▶ Task
Give the data again exactly as written, skipping any pictures.
:: Provided data ::
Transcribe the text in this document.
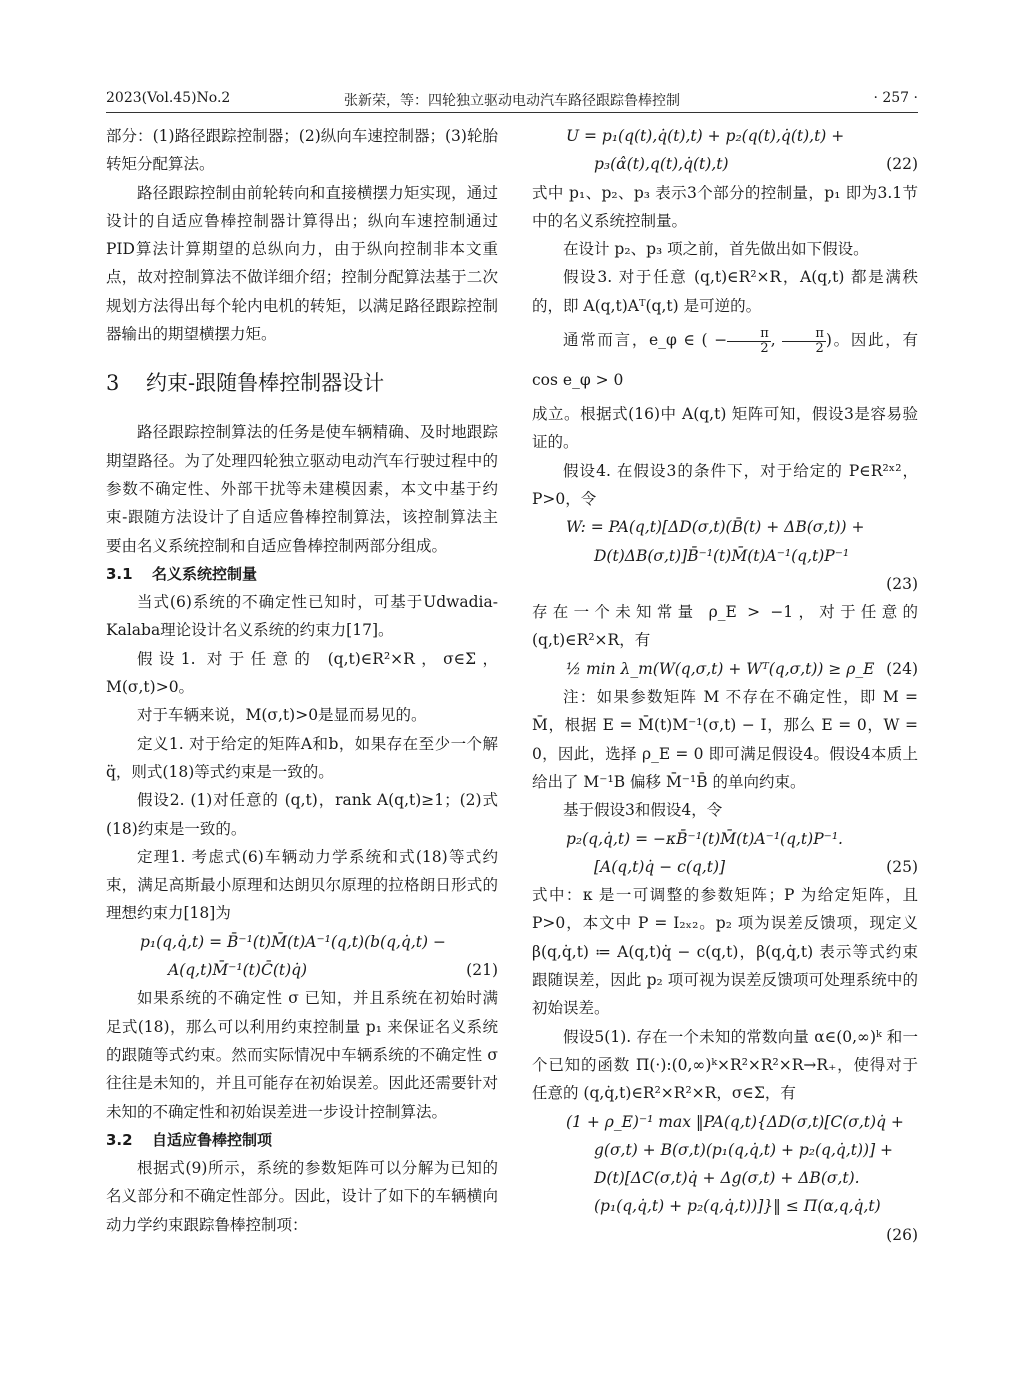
2023(Vol.45)No.2	张新荣，等：四轮独立驱动电动汽车路径跟踪鲁棒控制	· 257 ·

部分：(1)路径跟踪控制器；(2)纵向车速控制器；(3)轮胎转矩分配算法。

路径跟踪控制由前轮转向和直接横摆力矩实现，通过设计的自适应鲁棒控制器计算得出；纵向车速控制通过PID算法计算期望的总纵向力，由于纵向控制非本文重点，故对控制算法不做详细介绍；控制分配算法基于二次规划方法得出每个轮内电机的转矩，以满足路径跟踪控制器输出的期望横摆力矩。

3 约束-跟随鲁棒控制器设计

路径跟踪控制算法的任务是使车辆精确、及时地跟踪期望路径。为了处理四轮独立驱动电动汽车行驶过程中的参数不确定性、外部干扰等未建模因素，本文中基于约束-跟随方法设计了自适应鲁棒控制算法，该控制算法主要由名义系统控制和自适应鲁棒控制两部分组成。

3.1 名义系统控制量

当式(6)系统的不确定性已知时，可基于Udwadia-Kalaba理论设计名义系统的约束力[17]。

假设1. 对于任意的 (q,t)∈R²×R，σ∈Σ，M(σ,t)>0。

对于车辆来说，M(σ,t)>0是显而易见的。

定义1. 对于给定的矩阵A和b，如果存在至少一个解 q̈，则式(18)等式约束是一致的。

假设2. (1)对任意的 (q,t)，rank A(q,t)≥1；(2)式(18)约束是一致的。

定理1. 考虑式(6)车辆动力学系统和式(18)等式约束，满足高斯最小原理和达朗贝尔原理的拉格朗日形式的理想约束力[18]为

p₁(q,q̇,t) = B̄⁻¹(t)M̄(t)A⁻¹(q,t)(b(q,q̇,t) −
A(q,t)M̄⁻¹(t)C̄(t)q̇)	(21)

如果系统的不确定性 σ 已知，并且系统在初始时满足式(18)，那么可以利用约束控制量 p₁ 来保证名义系统的跟随等式约束。然而实际情况中车辆系统的不确定性 σ 往往是未知的，并且可能存在初始误差。因此还需要针对未知的不确定性和初始误差进一步设计控制算法。

3.2 自适应鲁棒控制项

根据式(9)所示，系统的参数矩阵可以分解为已知的名义部分和不确定性部分。因此，设计了如下的车辆横向动力学约束跟踪鲁棒控制项：

U = p₁(q(t),q̇(t),t) + p₂(q(t),q̇(t),t) +
p₃(α̂(t),q(t),q̇(t),t)	(22)

式中 p₁、p₂、p₃ 表示3个部分的控制量，p₁ 即为3.1节中的名义系统控制量。

在设计 p₂、p₃ 项之前，首先做出如下假设。

假设3. 对于任意 (q,t)∈R²×R，A(q,t) 都是满秩的，即 A(q,t)Aᵀ(q,t) 是可逆的。

通常而言，e_φ ∈ ( − $\frac{\pi}{2}$ , $\frac{\pi}{2}$ )。因此，有 cos e_φ > 0

成立。根据式(16)中 A(q,t) 矩阵可知，假设3是容易验证的。

假设4. 在假设3的条件下，对于给定的 P∈R²ˣ²，P>0，令

W: = PA(q,t)[ΔD(σ,t)(B̄(t) + ΔB(σ,t)) +
D(t)ΔB(σ,t)]B̄⁻¹(t)M̄(t)A⁻¹(q,t)P⁻¹
(23)

存在一个未知常量 ρ_E > −1，对于任意的 (q,t)∈R²×R，有

½ min λ_m(W(q,σ,t) + Wᵀ(q,σ,t)) ≥ ρ_E (24)

注：如果参数矩阵 M 不存在不确定性，即 M = M̄，根据 E = M̄(t)M⁻¹(σ,t) − I，那么 E = 0，W = 0，因此，选择 ρ_E = 0 即可满足假设4。假设4本质上给出了 M⁻¹B 偏移 M̄⁻¹B̄ 的单向约束。

基于假设3和假设4，令

p₂(q,q̇,t) = −κB̄⁻¹(t)M̄(t)A⁻¹(q,t)P⁻¹.
[A(q,t)q̇ − c(q,t)]	(25)

式中：κ 是一可调整的参数矩阵；P 为给定矩阵，且 P>0，本文中 P = I₂ₓ₂。p₂ 项为误差反馈项，现定义 β(q,q̇,t) ≔ A(q,t)q̇ − c(q,t)，β(q,q̇,t) 表示等式约束跟随误差，因此 p₂ 项可视为误差反馈项可处理系统中的初始误差。

假设5(1). 存在一个未知的常数向量 α∈(0,∞)ᵏ 和一个已知的函数 Π(·):(0,∞)ᵏ×R²×R²×R→R₊，使得对于任意的 (q,q̇,t)∈R²×R²×R，σ∈Σ，有

(1 + ρ_E)⁻¹ max ‖PA(q,t){ΔD(σ,t)[C(σ,t)q̇ +
g(σ,t) + B(σ,t)(p₁(q,q̇,t) + p₂(q,q̇,t))] +
D(t)[ΔC(σ,t)q̇ + Δg(σ,t) + ΔB(σ,t).
(p₁(q,q̇,t) + p₂(q,q̇,t))]}‖ ≤ Π(α,q,q̇,t)
(26)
:::
▶ Final answer
Transcribe the text in this document.
2023(Vol.45)No.2	张新荣，等：四轮独立驱动电动汽车路径跟踪鲁棒控制	· 257 ·

部分：(1)路径跟踪控制器；(2)纵向车速控制器；(3)轮胎转矩分配算法。

路径跟踪控制由前轮转向和直接横摆力矩实现，通过设计的自适应鲁棒控制器计算得出；纵向车速控制通过PID算法计算期望的总纵向力，由于纵向控制非本文重点，故对控制算法不做详细介绍；控制分配算法基于二次规划方法得出每个轮内电机的转矩，以满足路径跟踪控制器输出的期望横摆力矩。

3 约束-跟随鲁棒控制器设计

路径跟踪控制算法的任务是使车辆精确、及时地跟踪期望路径。为了处理四轮独立驱动电动汽车行驶过程中的参数不确定性、外部干扰等未建模因素，本文中基于约束-跟随方法设计了自适应鲁棒控制算法，该控制算法主要由名义系统控制和自适应鲁棒控制两部分组成。

3.1 名义系统控制量

当式(6)系统的不确定性已知时，可基于Udwadia-Kalaba理论设计名义系统的约束力[17]。

假设1. 对于任意的 (q,t)∈R²×R，σ∈Σ，M(σ,t)>0。

对于车辆来说，M(σ,t)>0是显而易见的。

定义1. 对于给定的矩阵A和b，如果存在至少一个解 q̈，则式(18)等式约束是一致的。

假设2. (1)对任意的 (q,t)，rank A(q,t)≥1；(2)式(18)约束是一致的。

定理1. 考虑式(6)车辆动力学系统和式(18)等式约束，满足高斯最小原理和达朗贝尔原理的拉格朗日形式的理想约束力[18]为

p₁(q,q̇,t) = B̄⁻¹(t)M̄(t)A⁻¹(q,t)(b(q,q̇,t) −
A(q,t)M̄⁻¹(t)C̄(t)q̇)	(21)

如果系统的不确定性 σ 已知，并且系统在初始时满足式(18)，那么可以利用约束控制量 p₁ 来保证名义系统的跟随等式约束。然而实际情况中车辆系统的不确定性 σ 往往是未知的，并且可能存在初始误差。因此还需要针对未知的不确定性和初始误差进一步设计控制算法。

3.2 自适应鲁棒控制项

根据式(9)所示，系统的参数矩阵可以分解为已知的名义部分和不确定性部分。因此，设计了如下的车辆横向动力学约束跟踪鲁棒控制项：

U = p₁(q(t),q̇(t),t) + p₂(q(t),q̇(t),t) +
p₃(α̂(t),q(t),q̇(t),t)	(22)

式中 p₁、p₂、p₃ 表示3个部分的控制量，p₁ 即为3.1节中的名义系统控制量。

在设计 p₂、p₃ 项之前，首先做出如下假设。

假设3. 对于任意 (q,t)∈R²×R，A(q,t) 都是满秩的，即 A(q,t)Aᵀ(q,t) 是可逆的。

通常而言，e_φ ∈ ( − $\frac{\pi}{2}$ , $\frac{\pi}{2}$ )。因此，有 cos e_φ > 0

成立。根据式(16)中 A(q,t) 矩阵可知，假设3是容易验证的。

假设4. 在假设3的条件下，对于给定的 P∈R²ˣ²，P>0，令

W: = PA(q,t)[ΔD(σ,t)(B̄(t) + ΔB(σ,t)) +
D(t)ΔB(σ,t)]B̄⁻¹(t)M̄(t)A⁻¹(q,t)P⁻¹
(23)

存在一个未知常量 ρ_E > −1，对于任意的 (q,t)∈R²×R，有

½ min λ_m(W(q,σ,t) + Wᵀ(q,σ,t)) ≥ ρ_E (24)

注：如果参数矩阵 M 不存在不确定性，即 M = M̄，根据 E = M̄(t)M⁻¹(σ,t) − I，那么 E = 0，W = 0，因此，选择 ρ_E = 0 即可满足假设4。假设4本质上给出了 M⁻¹B 偏移 M̄⁻¹B̄ 的单向约束。

基于假设3和假设4，令

p₂(q,q̇,t) = −κB̄⁻¹(t)M̄(t)A⁻¹(q,t)P⁻¹.
[A(q,t)q̇ − c(q,t)]	(25)

式中：κ 是一可调整的参数矩阵；P 为给定矩阵，且 P>0，本文中 P = I₂ₓ₂。p₂ 项为误差反馈项，现定义 β(q,q̇,t) ≔ A(q,t)q̇ − c(q,t)，β(q,q̇,t) 表示等式约束跟随误差，因此 p₂ 项可视为误差反馈项可处理系统中的初始误差。

假设5(1). 存在一个未知的常数向量 α∈(0,∞)ᵏ 和一个已知的函数 Π(·):(0,∞)ᵏ×R²×R²×R→R₊，使得对于任意的 (q,q̇,t)∈R²×R²×R，σ∈Σ，有

(1 + ρ_E)⁻¹ max ‖PA(q,t){ΔD(σ,t)[C(σ,t)q̇ +
g(σ,t) + B(σ,t)(p₁(q,q̇,t) + p₂(q,q̇,t))] +
D(t)[ΔC(σ,t)q̇ + Δg(σ,t) + ΔB(σ,t).
(p₁(q,q̇,t) + p₂(q,q̇,t))]}‖ ≤ Π(α,q,q̇,t)
(26)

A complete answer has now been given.